#### Task to complete:
Repeat each record below exactly, dropping the pictures.

Dataset items
.....

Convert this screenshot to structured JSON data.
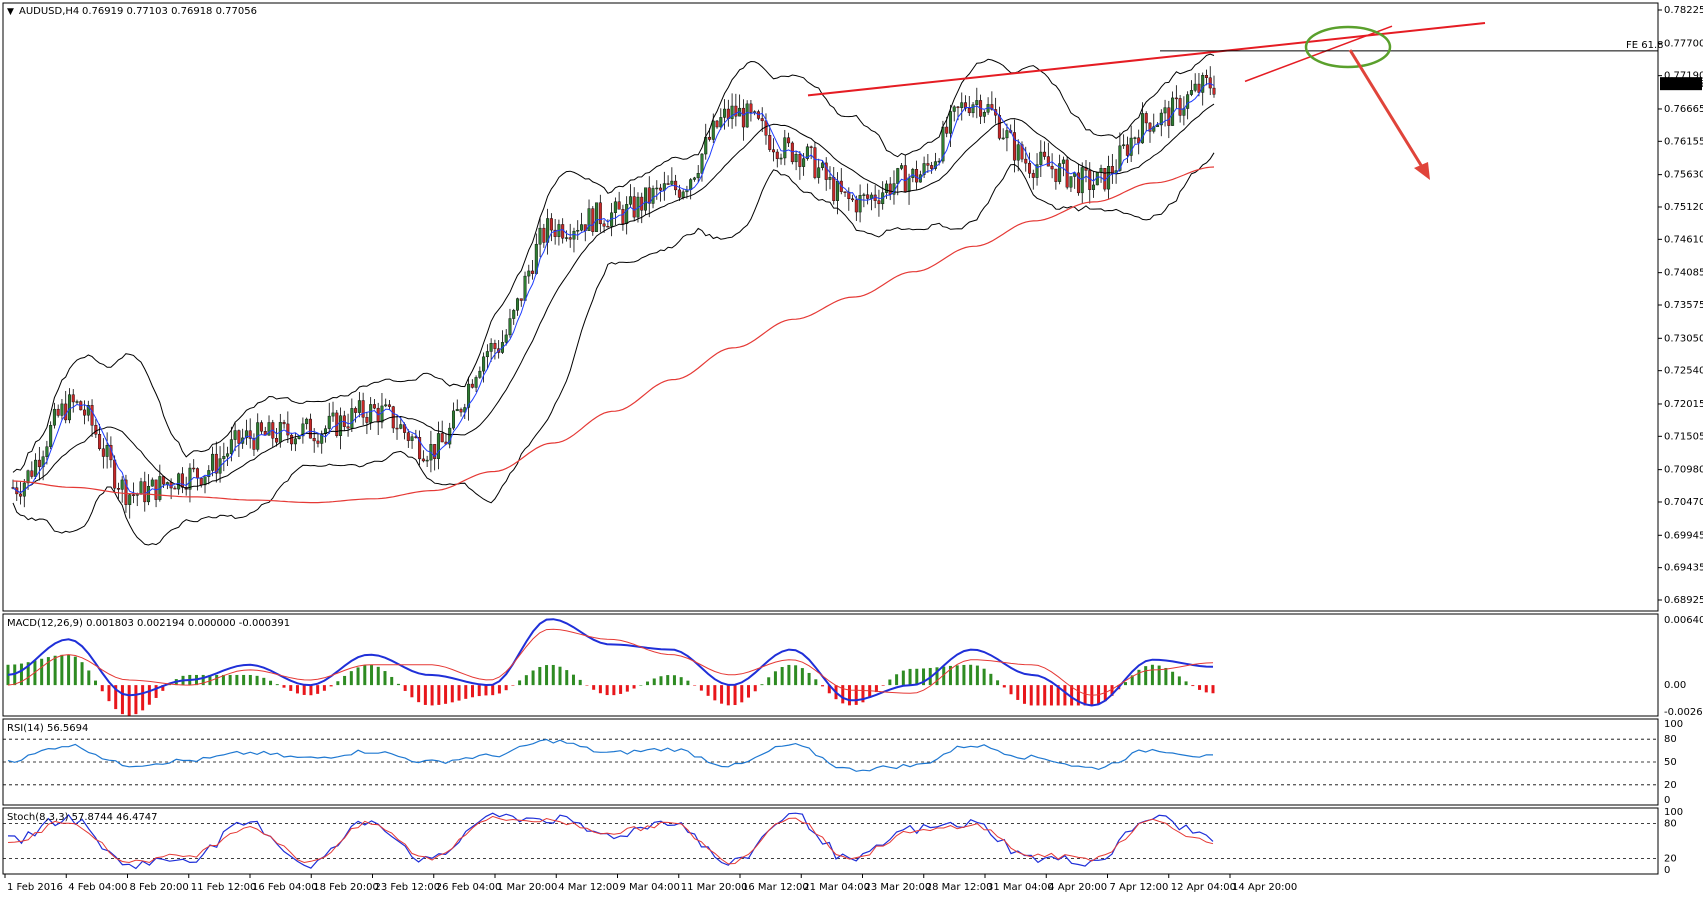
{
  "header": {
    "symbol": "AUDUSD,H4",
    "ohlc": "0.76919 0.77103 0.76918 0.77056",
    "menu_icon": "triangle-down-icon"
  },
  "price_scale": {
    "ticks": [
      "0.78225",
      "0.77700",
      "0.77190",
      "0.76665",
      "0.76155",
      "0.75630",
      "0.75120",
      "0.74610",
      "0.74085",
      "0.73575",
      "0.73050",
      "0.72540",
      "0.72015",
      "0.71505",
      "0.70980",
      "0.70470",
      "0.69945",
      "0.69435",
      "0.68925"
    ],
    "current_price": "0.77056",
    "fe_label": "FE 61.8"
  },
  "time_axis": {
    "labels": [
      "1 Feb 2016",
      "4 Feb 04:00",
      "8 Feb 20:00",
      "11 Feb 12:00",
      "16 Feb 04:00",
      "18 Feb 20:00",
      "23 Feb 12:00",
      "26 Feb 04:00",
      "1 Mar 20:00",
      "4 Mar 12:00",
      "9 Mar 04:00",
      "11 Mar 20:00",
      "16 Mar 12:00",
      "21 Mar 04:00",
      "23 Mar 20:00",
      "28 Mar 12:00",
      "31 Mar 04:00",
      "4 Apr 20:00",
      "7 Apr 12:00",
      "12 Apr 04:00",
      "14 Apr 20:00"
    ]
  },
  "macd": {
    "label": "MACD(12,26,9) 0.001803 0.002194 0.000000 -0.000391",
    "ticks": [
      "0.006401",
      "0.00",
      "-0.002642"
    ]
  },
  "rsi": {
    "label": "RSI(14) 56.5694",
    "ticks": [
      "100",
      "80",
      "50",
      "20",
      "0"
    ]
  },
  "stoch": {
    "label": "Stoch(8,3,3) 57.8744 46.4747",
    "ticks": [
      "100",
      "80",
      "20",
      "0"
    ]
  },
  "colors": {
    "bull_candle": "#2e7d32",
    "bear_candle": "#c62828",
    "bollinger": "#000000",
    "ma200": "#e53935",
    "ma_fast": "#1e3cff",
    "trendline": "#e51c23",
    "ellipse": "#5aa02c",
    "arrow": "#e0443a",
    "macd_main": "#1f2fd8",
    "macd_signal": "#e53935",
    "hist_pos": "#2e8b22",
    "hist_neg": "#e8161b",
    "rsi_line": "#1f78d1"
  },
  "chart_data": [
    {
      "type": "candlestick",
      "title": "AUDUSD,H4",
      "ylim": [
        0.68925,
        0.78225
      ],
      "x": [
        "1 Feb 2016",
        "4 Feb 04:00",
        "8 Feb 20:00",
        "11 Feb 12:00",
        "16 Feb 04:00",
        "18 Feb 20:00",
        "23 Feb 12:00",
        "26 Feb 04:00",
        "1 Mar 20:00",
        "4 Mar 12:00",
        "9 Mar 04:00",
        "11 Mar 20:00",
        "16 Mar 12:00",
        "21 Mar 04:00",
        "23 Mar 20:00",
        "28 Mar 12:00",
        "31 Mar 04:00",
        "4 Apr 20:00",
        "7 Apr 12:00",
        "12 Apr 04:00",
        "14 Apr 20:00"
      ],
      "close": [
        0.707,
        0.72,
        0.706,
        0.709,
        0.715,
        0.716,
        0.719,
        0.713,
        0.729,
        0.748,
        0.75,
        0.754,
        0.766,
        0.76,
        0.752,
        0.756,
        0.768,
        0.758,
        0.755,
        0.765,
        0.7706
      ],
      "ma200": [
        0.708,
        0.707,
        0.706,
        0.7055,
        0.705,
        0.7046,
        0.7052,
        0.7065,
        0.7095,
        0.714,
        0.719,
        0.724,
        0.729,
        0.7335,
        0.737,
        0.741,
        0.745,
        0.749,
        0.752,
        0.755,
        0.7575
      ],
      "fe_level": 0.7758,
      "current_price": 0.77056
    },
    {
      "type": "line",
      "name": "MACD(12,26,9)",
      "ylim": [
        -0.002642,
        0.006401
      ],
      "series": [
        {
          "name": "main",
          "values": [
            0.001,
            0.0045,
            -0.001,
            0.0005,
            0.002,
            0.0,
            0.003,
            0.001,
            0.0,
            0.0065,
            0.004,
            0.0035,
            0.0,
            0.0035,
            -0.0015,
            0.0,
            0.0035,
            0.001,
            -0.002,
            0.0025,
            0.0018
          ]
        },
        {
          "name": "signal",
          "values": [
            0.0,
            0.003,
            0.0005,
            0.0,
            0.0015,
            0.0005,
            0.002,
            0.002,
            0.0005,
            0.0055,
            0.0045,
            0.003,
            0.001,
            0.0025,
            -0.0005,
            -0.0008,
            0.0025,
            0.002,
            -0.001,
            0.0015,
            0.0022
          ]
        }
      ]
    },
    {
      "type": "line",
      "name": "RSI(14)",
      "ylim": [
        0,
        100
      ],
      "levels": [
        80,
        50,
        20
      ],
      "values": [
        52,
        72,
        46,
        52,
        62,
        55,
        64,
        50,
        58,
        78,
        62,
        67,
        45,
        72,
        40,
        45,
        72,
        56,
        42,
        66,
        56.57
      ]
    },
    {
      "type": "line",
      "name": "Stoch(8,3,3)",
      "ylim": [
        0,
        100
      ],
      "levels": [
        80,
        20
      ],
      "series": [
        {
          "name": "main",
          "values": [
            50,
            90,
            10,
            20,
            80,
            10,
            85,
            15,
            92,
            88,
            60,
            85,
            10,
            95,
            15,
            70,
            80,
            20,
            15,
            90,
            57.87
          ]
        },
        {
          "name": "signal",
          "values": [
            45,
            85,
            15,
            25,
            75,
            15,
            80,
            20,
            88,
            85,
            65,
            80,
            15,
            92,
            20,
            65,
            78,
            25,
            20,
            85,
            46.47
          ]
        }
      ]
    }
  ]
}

.....

#### Exercise output:
Convert this screenshot to structured JSON data.
{
  "header": {
    "symbol": "AUDUSD,H4",
    "ohlc": "0.76919 0.77103 0.76918 0.77056",
    "menu_icon": "triangle-down-icon"
  },
  "price_scale": {
    "ticks": [
      "0.78225",
      "0.77700",
      "0.77190",
      "0.76665",
      "0.76155",
      "0.75630",
      "0.75120",
      "0.74610",
      "0.74085",
      "0.73575",
      "0.73050",
      "0.72540",
      "0.72015",
      "0.71505",
      "0.70980",
      "0.70470",
      "0.69945",
      "0.69435",
      "0.68925"
    ],
    "current_price": "0.77056",
    "fe_label": "FE 61.8"
  },
  "time_axis": {
    "labels": [
      "1 Feb 2016",
      "4 Feb 04:00",
      "8 Feb 20:00",
      "11 Feb 12:00",
      "16 Feb 04:00",
      "18 Feb 20:00",
      "23 Feb 12:00",
      "26 Feb 04:00",
      "1 Mar 20:00",
      "4 Mar 12:00",
      "9 Mar 04:00",
      "11 Mar 20:00",
      "16 Mar 12:00",
      "21 Mar 04:00",
      "23 Mar 20:00",
      "28 Mar 12:00",
      "31 Mar 04:00",
      "4 Apr 20:00",
      "7 Apr 12:00",
      "12 Apr 04:00",
      "14 Apr 20:00"
    ]
  },
  "macd": {
    "label": "MACD(12,26,9) 0.001803 0.002194 0.000000 -0.000391",
    "ticks": [
      "0.006401",
      "0.00",
      "-0.002642"
    ]
  },
  "rsi": {
    "label": "RSI(14) 56.5694",
    "ticks": [
      "100",
      "80",
      "50",
      "20",
      "0"
    ]
  },
  "stoch": {
    "label": "Stoch(8,3,3) 57.8744 46.4747",
    "ticks": [
      "100",
      "80",
      "20",
      "0"
    ]
  },
  "colors": {
    "bull_candle": "#2e7d32",
    "bear_candle": "#c62828",
    "bollinger": "#000000",
    "ma200": "#e53935",
    "ma_fast": "#1e3cff",
    "trendline": "#e51c23",
    "ellipse": "#5aa02c",
    "arrow": "#e0443a",
    "macd_main": "#1f2fd8",
    "macd_signal": "#e53935",
    "hist_pos": "#2e8b22",
    "hist_neg": "#e8161b",
    "rsi_line": "#1f78d1"
  },
  "chart_data": [
    {
      "type": "candlestick",
      "title": "AUDUSD,H4",
      "ylim": [
        0.68925,
        0.78225
      ],
      "x": [
        "1 Feb 2016",
        "4 Feb 04:00",
        "8 Feb 20:00",
        "11 Feb 12:00",
        "16 Feb 04:00",
        "18 Feb 20:00",
        "23 Feb 12:00",
        "26 Feb 04:00",
        "1 Mar 20:00",
        "4 Mar 12:00",
        "9 Mar 04:00",
        "11 Mar 20:00",
        "16 Mar 12:00",
        "21 Mar 04:00",
        "23 Mar 20:00",
        "28 Mar 12:00",
        "31 Mar 04:00",
        "4 Apr 20:00",
        "7 Apr 12:00",
        "12 Apr 04:00",
        "14 Apr 20:00"
      ],
      "close": [
        0.707,
        0.72,
        0.706,
        0.709,
        0.715,
        0.716,
        0.719,
        0.713,
        0.729,
        0.748,
        0.75,
        0.754,
        0.766,
        0.76,
        0.752,
        0.756,
        0.768,
        0.758,
        0.755,
        0.765,
        0.7706
      ],
      "ma200": [
        0.708,
        0.707,
        0.706,
        0.7055,
        0.705,
        0.7046,
        0.7052,
        0.7065,
        0.7095,
        0.714,
        0.719,
        0.724,
        0.729,
        0.7335,
        0.737,
        0.741,
        0.745,
        0.749,
        0.752,
        0.755,
        0.7575
      ],
      "fe_level": 0.7758,
      "current_price": 0.77056
    },
    {
      "type": "line",
      "name": "MACD(12,26,9)",
      "ylim": [
        -0.002642,
        0.006401
      ],
      "series": [
        {
          "name": "main",
          "values": [
            0.001,
            0.0045,
            -0.001,
            0.0005,
            0.002,
            0.0,
            0.003,
            0.001,
            0.0,
            0.0065,
            0.004,
            0.0035,
            0.0,
            0.0035,
            -0.0015,
            0.0,
            0.0035,
            0.001,
            -0.002,
            0.0025,
            0.0018
          ]
        },
        {
          "name": "signal",
          "values": [
            0.0,
            0.003,
            0.0005,
            0.0,
            0.0015,
            0.0005,
            0.002,
            0.002,
            0.0005,
            0.0055,
            0.0045,
            0.003,
            0.001,
            0.0025,
            -0.0005,
            -0.0008,
            0.0025,
            0.002,
            -0.001,
            0.0015,
            0.0022
          ]
        }
      ]
    },
    {
      "type": "line",
      "name": "RSI(14)",
      "ylim": [
        0,
        100
      ],
      "levels": [
        80,
        50,
        20
      ],
      "values": [
        52,
        72,
        46,
        52,
        62,
        55,
        64,
        50,
        58,
        78,
        62,
        67,
        45,
        72,
        40,
        45,
        72,
        56,
        42,
        66,
        56.57
      ]
    },
    {
      "type": "line",
      "name": "Stoch(8,3,3)",
      "ylim": [
        0,
        100
      ],
      "levels": [
        80,
        20
      ],
      "series": [
        {
          "name": "main",
          "values": [
            50,
            90,
            10,
            20,
            80,
            10,
            85,
            15,
            92,
            88,
            60,
            85,
            10,
            95,
            15,
            70,
            80,
            20,
            15,
            90,
            57.87
          ]
        },
        {
          "name": "signal",
          "values": [
            45,
            85,
            15,
            25,
            75,
            15,
            80,
            20,
            88,
            85,
            65,
            80,
            15,
            92,
            20,
            65,
            78,
            25,
            20,
            85,
            46.47
          ]
        }
      ]
    }
  ]
}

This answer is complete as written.